Exercise details → The records underneath are to be repeated exactly, with the pictures left out.

+ + + + +

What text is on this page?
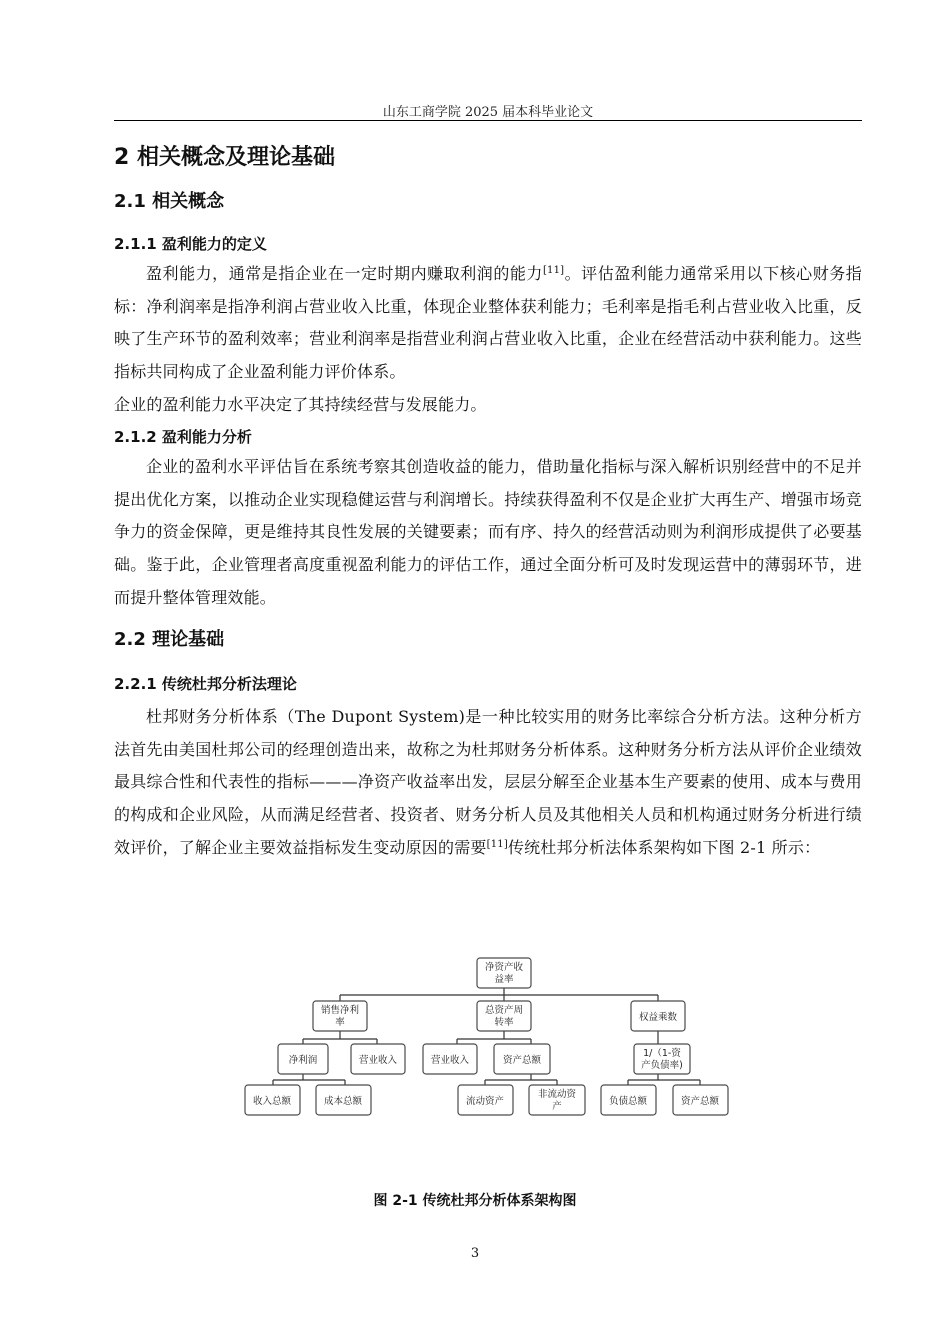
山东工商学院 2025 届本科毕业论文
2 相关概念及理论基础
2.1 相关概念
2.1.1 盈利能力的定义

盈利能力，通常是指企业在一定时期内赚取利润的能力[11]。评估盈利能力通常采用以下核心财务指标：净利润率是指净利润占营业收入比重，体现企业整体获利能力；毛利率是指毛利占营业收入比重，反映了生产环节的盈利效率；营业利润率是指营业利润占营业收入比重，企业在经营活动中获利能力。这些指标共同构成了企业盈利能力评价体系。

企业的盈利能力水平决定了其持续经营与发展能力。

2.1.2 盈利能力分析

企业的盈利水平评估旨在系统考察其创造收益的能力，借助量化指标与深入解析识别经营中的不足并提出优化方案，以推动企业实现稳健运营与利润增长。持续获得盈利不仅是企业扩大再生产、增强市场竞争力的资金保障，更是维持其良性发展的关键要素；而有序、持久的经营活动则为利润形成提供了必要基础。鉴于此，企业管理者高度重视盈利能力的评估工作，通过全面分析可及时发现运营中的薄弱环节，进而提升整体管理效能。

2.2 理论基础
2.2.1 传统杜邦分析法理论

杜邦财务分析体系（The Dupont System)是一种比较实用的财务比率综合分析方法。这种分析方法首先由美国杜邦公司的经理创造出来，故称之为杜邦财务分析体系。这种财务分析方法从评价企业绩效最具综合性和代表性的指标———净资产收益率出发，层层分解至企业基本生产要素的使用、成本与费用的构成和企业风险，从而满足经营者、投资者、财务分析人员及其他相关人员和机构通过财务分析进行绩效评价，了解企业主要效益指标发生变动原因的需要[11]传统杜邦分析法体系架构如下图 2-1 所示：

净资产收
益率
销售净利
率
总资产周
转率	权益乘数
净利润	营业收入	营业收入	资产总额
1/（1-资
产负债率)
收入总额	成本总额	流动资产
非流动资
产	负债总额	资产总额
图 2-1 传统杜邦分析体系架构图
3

+ + + + +

Result of the exercise →
What text is on this page?
山东工商学院 2025 届本科毕业论文
2 相关概念及理论基础
2.1 相关概念
2.1.1 盈利能力的定义

盈利能力，通常是指企业在一定时期内赚取利润的能力[11]。评估盈利能力通常采用以下核心财务指标：净利润率是指净利润占营业收入比重，体现企业整体获利能力；毛利率是指毛利占营业收入比重，反映了生产环节的盈利效率；营业利润率是指营业利润占营业收入比重，企业在经营活动中获利能力。这些指标共同构成了企业盈利能力评价体系。

企业的盈利能力水平决定了其持续经营与发展能力。

2.1.2 盈利能力分析

企业的盈利水平评估旨在系统考察其创造收益的能力，借助量化指标与深入解析识别经营中的不足并提出优化方案，以推动企业实现稳健运营与利润增长。持续获得盈利不仅是企业扩大再生产、增强市场竞争力的资金保障，更是维持其良性发展的关键要素；而有序、持久的经营活动则为利润形成提供了必要基础。鉴于此，企业管理者高度重视盈利能力的评估工作，通过全面分析可及时发现运营中的薄弱环节，进而提升整体管理效能。

2.2 理论基础
2.2.1 传统杜邦分析法理论

杜邦财务分析体系（The Dupont System)是一种比较实用的财务比率综合分析方法。这种分析方法首先由美国杜邦公司的经理创造出来，故称之为杜邦财务分析体系。这种财务分析方法从评价企业绩效最具综合性和代表性的指标———净资产收益率出发，层层分解至企业基本生产要素的使用、成本与费用的构成和企业风险，从而满足经营者、投资者、财务分析人员及其他相关人员和机构通过财务分析进行绩效评价，了解企业主要效益指标发生变动原因的需要[11]传统杜邦分析法体系架构如下图 2-1 所示：

净资产收
益率
销售净利
率
总资产周
转率	权益乘数
净利润	营业收入	营业收入	资产总额
1/（1-资
产负债率)
收入总额	成本总额	流动资产
非流动资
产	负债总额	资产总额
图 2-1 传统杜邦分析体系架构图
3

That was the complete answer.